→ **EXERCISE DIRECTIONS**:
State how many lines in the records hold the word "name", giving the number and no other text.
** Begin INPUT ROWS **
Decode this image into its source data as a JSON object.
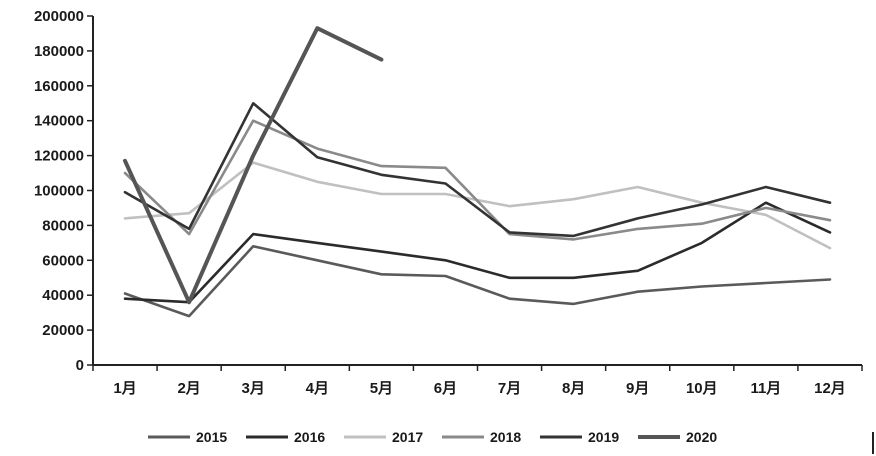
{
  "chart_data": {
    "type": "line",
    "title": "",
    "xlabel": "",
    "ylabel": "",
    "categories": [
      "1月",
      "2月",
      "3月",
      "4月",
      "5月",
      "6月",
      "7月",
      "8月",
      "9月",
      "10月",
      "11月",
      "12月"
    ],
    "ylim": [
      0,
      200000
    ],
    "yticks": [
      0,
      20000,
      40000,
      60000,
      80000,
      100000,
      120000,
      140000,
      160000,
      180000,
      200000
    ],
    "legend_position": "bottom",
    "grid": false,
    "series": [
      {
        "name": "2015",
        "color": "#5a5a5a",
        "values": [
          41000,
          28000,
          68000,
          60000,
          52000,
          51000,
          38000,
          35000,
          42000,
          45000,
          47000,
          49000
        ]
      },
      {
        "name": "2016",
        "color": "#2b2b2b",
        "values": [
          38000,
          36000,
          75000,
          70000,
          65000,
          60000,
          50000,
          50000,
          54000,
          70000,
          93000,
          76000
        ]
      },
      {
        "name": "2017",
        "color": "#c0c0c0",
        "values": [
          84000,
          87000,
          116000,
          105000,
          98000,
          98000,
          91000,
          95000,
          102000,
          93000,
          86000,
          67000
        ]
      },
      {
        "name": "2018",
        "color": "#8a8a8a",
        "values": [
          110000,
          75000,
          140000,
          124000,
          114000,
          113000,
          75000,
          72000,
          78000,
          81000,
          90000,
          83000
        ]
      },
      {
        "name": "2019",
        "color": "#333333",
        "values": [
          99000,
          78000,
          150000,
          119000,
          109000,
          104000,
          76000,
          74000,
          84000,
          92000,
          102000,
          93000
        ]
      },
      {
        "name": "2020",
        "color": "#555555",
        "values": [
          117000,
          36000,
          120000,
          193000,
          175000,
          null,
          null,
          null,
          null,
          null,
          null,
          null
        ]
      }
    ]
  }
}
** End INPUT ROWS **
** Begin INPUT ROWS **
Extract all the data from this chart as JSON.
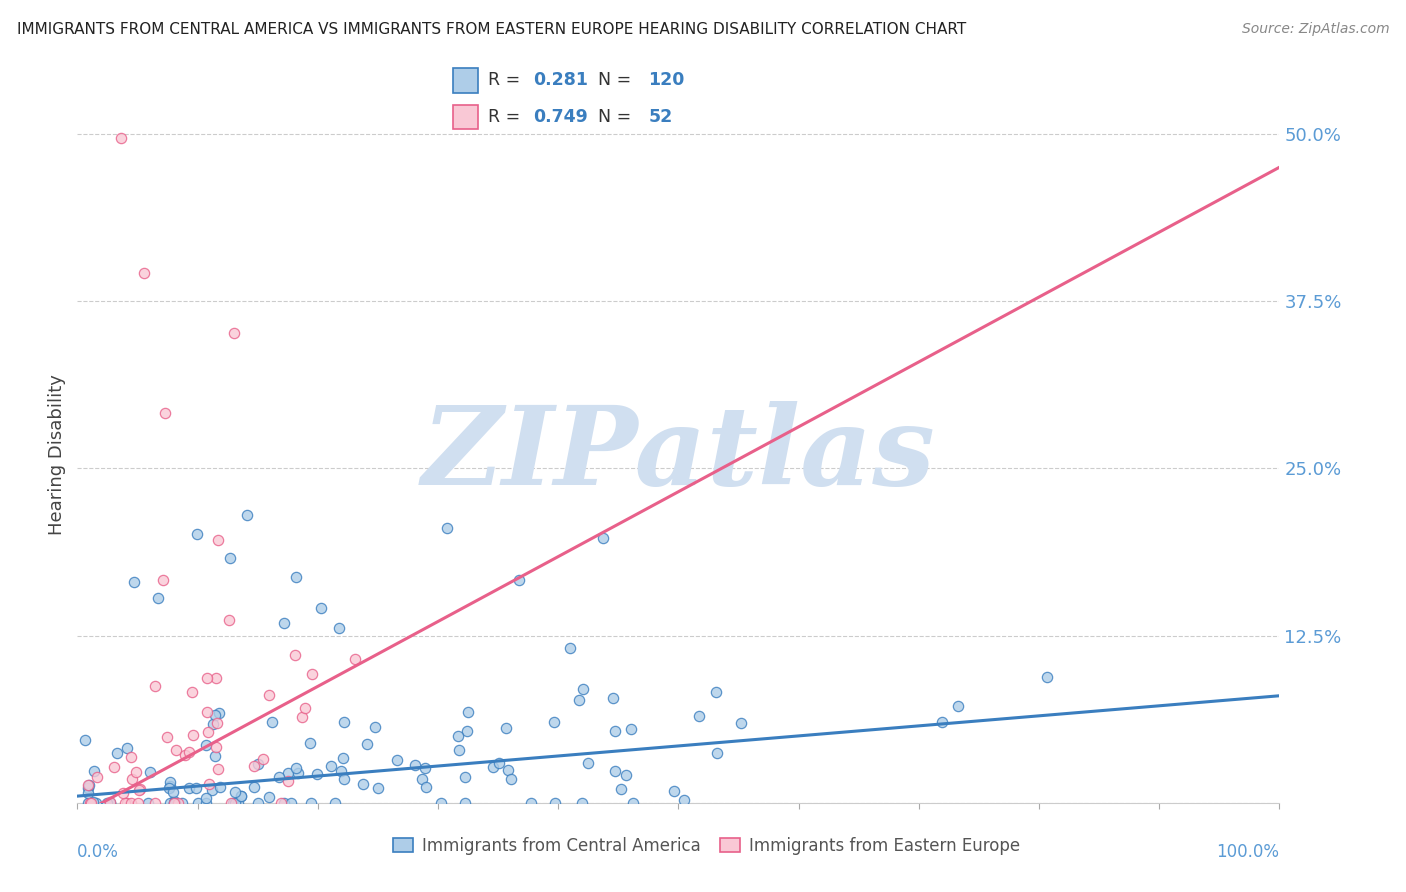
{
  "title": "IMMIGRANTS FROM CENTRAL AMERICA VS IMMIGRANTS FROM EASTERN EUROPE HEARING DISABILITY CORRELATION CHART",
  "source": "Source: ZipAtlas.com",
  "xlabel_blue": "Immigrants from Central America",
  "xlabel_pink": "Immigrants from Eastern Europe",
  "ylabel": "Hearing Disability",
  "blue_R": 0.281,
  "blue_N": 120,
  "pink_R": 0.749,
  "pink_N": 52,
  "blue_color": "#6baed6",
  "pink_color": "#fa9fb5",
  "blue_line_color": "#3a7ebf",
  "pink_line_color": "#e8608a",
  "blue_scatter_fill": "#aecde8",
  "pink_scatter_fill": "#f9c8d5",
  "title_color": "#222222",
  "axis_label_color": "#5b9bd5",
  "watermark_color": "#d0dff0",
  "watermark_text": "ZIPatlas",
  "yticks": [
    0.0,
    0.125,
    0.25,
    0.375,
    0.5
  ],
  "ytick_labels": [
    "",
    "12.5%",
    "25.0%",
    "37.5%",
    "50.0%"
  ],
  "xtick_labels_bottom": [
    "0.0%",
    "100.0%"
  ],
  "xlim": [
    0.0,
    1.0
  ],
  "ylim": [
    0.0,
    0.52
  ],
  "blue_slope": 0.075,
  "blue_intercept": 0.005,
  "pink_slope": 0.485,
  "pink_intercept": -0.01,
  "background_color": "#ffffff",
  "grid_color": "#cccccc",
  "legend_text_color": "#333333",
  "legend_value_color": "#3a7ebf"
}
** End INPUT ROWS **
** Begin INPUT ROWS **
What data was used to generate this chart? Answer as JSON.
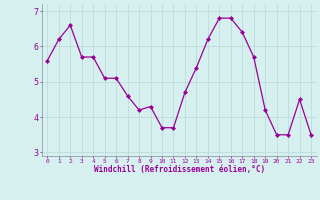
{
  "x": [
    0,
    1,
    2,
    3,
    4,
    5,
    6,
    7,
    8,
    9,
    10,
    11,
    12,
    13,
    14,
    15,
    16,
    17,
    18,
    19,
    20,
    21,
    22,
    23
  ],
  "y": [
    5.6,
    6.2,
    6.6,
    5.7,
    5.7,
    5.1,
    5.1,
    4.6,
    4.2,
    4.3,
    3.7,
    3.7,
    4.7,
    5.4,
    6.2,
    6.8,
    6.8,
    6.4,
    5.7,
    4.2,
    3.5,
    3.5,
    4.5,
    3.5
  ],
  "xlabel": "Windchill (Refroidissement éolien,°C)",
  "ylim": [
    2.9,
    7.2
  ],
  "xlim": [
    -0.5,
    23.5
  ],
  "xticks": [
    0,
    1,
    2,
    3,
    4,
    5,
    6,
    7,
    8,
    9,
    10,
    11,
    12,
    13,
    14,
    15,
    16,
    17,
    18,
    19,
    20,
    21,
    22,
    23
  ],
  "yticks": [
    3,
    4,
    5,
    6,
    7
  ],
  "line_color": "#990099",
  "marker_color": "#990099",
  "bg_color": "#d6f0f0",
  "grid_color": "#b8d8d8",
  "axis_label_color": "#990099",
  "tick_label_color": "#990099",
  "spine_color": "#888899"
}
** End INPUT ROWS **
→ **SOLVED EXERCISE**:
6